Each record below should be set down exactly.

Dataset records:
★ ★ ★ ★ ★ ★ ★

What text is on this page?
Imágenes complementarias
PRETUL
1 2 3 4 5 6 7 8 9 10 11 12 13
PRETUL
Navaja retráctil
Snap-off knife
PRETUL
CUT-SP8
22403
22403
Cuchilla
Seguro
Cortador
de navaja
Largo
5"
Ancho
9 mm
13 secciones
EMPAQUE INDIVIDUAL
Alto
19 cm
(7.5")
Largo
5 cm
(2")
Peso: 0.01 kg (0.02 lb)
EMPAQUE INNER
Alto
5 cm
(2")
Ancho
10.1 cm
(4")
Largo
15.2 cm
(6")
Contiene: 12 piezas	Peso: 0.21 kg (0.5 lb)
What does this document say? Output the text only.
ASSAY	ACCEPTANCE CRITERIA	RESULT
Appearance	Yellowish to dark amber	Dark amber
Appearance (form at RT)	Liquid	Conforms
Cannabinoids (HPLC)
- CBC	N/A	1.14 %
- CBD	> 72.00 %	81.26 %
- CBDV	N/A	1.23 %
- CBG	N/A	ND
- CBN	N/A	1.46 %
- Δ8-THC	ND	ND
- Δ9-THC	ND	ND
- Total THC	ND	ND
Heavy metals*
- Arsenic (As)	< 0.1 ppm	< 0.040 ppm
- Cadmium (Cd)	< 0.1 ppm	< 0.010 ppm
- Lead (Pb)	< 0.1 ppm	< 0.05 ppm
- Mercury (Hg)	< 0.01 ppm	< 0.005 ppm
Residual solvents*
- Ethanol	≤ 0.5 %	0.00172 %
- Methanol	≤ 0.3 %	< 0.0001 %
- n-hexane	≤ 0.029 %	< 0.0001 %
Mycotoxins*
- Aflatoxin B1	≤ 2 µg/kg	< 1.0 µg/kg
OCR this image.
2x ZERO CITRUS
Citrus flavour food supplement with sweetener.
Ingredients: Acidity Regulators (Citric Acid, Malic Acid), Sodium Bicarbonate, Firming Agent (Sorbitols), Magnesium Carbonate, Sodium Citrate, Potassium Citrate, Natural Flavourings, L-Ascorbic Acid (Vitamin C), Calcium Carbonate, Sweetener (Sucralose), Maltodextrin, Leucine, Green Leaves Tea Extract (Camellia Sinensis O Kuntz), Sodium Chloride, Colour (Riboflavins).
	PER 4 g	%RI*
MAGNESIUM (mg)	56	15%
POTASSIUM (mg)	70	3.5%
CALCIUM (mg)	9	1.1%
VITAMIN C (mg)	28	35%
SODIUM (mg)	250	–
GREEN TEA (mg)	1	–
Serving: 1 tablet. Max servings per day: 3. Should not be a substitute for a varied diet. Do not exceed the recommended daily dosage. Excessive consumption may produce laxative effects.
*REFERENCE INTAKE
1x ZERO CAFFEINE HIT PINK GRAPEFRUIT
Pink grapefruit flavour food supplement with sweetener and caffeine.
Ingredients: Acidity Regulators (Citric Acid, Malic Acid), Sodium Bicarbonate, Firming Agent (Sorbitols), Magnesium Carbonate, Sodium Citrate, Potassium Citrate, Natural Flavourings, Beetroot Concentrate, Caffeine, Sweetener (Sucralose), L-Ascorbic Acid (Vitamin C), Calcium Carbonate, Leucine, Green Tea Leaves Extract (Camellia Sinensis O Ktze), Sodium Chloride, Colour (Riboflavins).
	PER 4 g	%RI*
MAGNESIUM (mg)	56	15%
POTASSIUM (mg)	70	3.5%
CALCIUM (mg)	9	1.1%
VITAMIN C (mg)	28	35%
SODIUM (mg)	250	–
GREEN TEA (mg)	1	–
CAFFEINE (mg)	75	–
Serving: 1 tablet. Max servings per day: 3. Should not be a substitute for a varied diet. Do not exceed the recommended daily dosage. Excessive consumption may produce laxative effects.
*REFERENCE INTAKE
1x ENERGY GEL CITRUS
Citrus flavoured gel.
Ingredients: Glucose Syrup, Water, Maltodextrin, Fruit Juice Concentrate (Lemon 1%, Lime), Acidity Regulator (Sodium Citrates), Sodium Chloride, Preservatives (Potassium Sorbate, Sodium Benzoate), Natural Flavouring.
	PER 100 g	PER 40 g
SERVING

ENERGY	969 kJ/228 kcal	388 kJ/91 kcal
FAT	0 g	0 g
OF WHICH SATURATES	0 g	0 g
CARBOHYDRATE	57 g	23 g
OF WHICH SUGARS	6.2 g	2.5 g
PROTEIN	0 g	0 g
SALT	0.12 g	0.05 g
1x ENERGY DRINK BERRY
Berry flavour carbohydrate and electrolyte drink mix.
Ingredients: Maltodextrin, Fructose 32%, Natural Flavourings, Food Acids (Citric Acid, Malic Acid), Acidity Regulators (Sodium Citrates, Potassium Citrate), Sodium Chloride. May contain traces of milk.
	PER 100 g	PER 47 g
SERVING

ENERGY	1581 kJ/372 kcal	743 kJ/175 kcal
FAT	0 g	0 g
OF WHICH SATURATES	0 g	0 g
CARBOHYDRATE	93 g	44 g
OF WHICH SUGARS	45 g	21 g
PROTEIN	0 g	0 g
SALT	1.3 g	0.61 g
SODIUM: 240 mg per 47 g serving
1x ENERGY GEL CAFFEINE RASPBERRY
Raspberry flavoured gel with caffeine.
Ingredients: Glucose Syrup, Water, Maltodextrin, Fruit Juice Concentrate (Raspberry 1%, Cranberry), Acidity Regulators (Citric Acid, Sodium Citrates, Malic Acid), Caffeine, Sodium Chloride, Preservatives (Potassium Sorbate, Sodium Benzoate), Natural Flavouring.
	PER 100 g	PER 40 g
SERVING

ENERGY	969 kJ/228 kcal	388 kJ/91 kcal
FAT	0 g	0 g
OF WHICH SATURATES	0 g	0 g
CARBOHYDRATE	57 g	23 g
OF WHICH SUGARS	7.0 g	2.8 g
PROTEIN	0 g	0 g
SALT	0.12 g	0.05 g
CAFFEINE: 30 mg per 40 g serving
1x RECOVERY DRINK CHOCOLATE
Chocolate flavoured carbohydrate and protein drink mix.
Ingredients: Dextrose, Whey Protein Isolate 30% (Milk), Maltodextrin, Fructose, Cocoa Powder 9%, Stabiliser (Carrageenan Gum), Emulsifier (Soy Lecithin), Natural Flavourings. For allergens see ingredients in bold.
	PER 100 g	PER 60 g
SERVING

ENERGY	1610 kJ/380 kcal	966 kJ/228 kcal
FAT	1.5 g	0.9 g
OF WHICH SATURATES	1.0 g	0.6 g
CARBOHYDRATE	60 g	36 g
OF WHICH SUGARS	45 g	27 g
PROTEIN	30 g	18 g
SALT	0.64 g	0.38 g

★ ★ ★ ★ ★ ★ ★

REPLY >>
What text is on this page?
Imágenes complementarias
PRETUL
1 2 3 4 5 6 7 8 9 10 11 12 13
PRETUL
Navaja retráctil
Snap-off knife
PRETUL
CUT-SP8
22403
22403
Cuchilla
Seguro
Cortador
de navaja
Largo
5"
Ancho
9 mm
13 secciones
EMPAQUE INDIVIDUAL
Alto
19 cm
(7.5")
Largo
5 cm
(2")
Peso: 0.01 kg (0.02 lb)
EMPAQUE INNER
Alto
5 cm
(2")
Ancho
10.1 cm
(4")
Largo
15.2 cm
(6")
Contiene: 12 piezas	Peso: 0.21 kg (0.5 lb)
What does this document say? Output the text only.
ASSAY	ACCEPTANCE CRITERIA	RESULT
Appearance	Yellowish to dark amber	Dark amber
Appearance (form at RT)	Liquid	Conforms
Cannabinoids (HPLC)
- CBC	N/A	1.14 %
- CBD	> 72.00 %	81.26 %
- CBDV	N/A	1.23 %
- CBG	N/A	ND
- CBN	N/A	1.46 %
- Δ8-THC	ND	ND
- Δ9-THC	ND	ND
- Total THC	ND	ND
Heavy metals*
- Arsenic (As)	< 0.1 ppm	< 0.040 ppm
- Cadmium (Cd)	< 0.1 ppm	< 0.010 ppm
- Lead (Pb)	< 0.1 ppm	< 0.05 ppm
- Mercury (Hg)	< 0.01 ppm	< 0.005 ppm
Residual solvents*
- Ethanol	≤ 0.5 %	0.00172 %
- Methanol	≤ 0.3 %	< 0.0001 %
- n-hexane	≤ 0.029 %	< 0.0001 %
Mycotoxins*
- Aflatoxin B1	≤ 2 µg/kg	< 1.0 µg/kg
OCR this image.
2x ZERO CITRUS
Citrus flavour food supplement with sweetener.
Ingredients: Acidity Regulators (Citric Acid, Malic Acid), Sodium Bicarbonate, Firming Agent (Sorbitols), Magnesium Carbonate, Sodium Citrate, Potassium Citrate, Natural Flavourings, L-Ascorbic Acid (Vitamin C), Calcium Carbonate, Sweetener (Sucralose), Maltodextrin, Leucine, Green Leaves Tea Extract (Camellia Sinensis O Kuntz), Sodium Chloride, Colour (Riboflavins).
	PER 4 g	%RI*
MAGNESIUM (mg)	56	15%
POTASSIUM (mg)	70	3.5%
CALCIUM (mg)	9	1.1%
VITAMIN C (mg)	28	35%
SODIUM (mg)	250	–
GREEN TEA (mg)	1	–
Serving: 1 tablet. Max servings per day: 3. Should not be a substitute for a varied diet. Do not exceed the recommended daily dosage. Excessive consumption may produce laxative effects.
*REFERENCE INTAKE
1x ZERO CAFFEINE HIT PINK GRAPEFRUIT
Pink grapefruit flavour food supplement with sweetener and caffeine.
Ingredients: Acidity Regulators (Citric Acid, Malic Acid), Sodium Bicarbonate, Firming Agent (Sorbitols), Magnesium Carbonate, Sodium Citrate, Potassium Citrate, Natural Flavourings, Beetroot Concentrate, Caffeine, Sweetener (Sucralose), L-Ascorbic Acid (Vitamin C), Calcium Carbonate, Leucine, Green Tea Leaves Extract (Camellia Sinensis O Ktze), Sodium Chloride, Colour (Riboflavins).
	PER 4 g	%RI*
MAGNESIUM (mg)	56	15%
POTASSIUM (mg)	70	3.5%
CALCIUM (mg)	9	1.1%
VITAMIN C (mg)	28	35%
SODIUM (mg)	250	–
GREEN TEA (mg)	1	–
CAFFEINE (mg)	75	–
Serving: 1 tablet. Max servings per day: 3. Should not be a substitute for a varied diet. Do not exceed the recommended daily dosage. Excessive consumption may produce laxative effects.
*REFERENCE INTAKE
1x ENERGY GEL CITRUS
Citrus flavoured gel.
Ingredients: Glucose Syrup, Water, Maltodextrin, Fruit Juice Concentrate (Lemon 1%, Lime), Acidity Regulator (Sodium Citrates), Sodium Chloride, Preservatives (Potassium Sorbate, Sodium Benzoate), Natural Flavouring.
	PER 100 g	PER 40 g
SERVING

ENERGY	969 kJ/228 kcal	388 kJ/91 kcal
FAT	0 g	0 g
OF WHICH SATURATES	0 g	0 g
CARBOHYDRATE	57 g	23 g
OF WHICH SUGARS	6.2 g	2.5 g
PROTEIN	0 g	0 g
SALT	0.12 g	0.05 g
1x ENERGY DRINK BERRY
Berry flavour carbohydrate and electrolyte drink mix.
Ingredients: Maltodextrin, Fructose 32%, Natural Flavourings, Food Acids (Citric Acid, Malic Acid), Acidity Regulators (Sodium Citrates, Potassium Citrate), Sodium Chloride. May contain traces of milk.
	PER 100 g	PER 47 g
SERVING

ENERGY	1581 kJ/372 kcal	743 kJ/175 kcal
FAT	0 g	0 g
OF WHICH SATURATES	0 g	0 g
CARBOHYDRATE	93 g	44 g
OF WHICH SUGARS	45 g	21 g
PROTEIN	0 g	0 g
SALT	1.3 g	0.61 g
SODIUM: 240 mg per 47 g serving
1x ENERGY GEL CAFFEINE RASPBERRY
Raspberry flavoured gel with caffeine.
Ingredients: Glucose Syrup, Water, Maltodextrin, Fruit Juice Concentrate (Raspberry 1%, Cranberry), Acidity Regulators (Citric Acid, Sodium Citrates, Malic Acid), Caffeine, Sodium Chloride, Preservatives (Potassium Sorbate, Sodium Benzoate), Natural Flavouring.
	PER 100 g	PER 40 g
SERVING

ENERGY	969 kJ/228 kcal	388 kJ/91 kcal
FAT	0 g	0 g
OF WHICH SATURATES	0 g	0 g
CARBOHYDRATE	57 g	23 g
OF WHICH SUGARS	7.0 g	2.8 g
PROTEIN	0 g	0 g
SALT	0.12 g	0.05 g
CAFFEINE: 30 mg per 40 g serving
1x RECOVERY DRINK CHOCOLATE
Chocolate flavoured carbohydrate and protein drink mix.
Ingredients: Dextrose, Whey Protein Isolate 30% (Milk), Maltodextrin, Fructose, Cocoa Powder 9%, Stabiliser (Carrageenan Gum), Emulsifier (Soy Lecithin), Natural Flavourings. For allergens see ingredients in bold.
	PER 100 g	PER 60 g
SERVING

ENERGY	1610 kJ/380 kcal	966 kJ/228 kcal
FAT	1.5 g	0.9 g
OF WHICH SATURATES	1.0 g	0.6 g
CARBOHYDRATE	60 g	36 g
OF WHICH SUGARS	45 g	27 g
PROTEIN	30 g	18 g
SALT	0.64 g	0.38 g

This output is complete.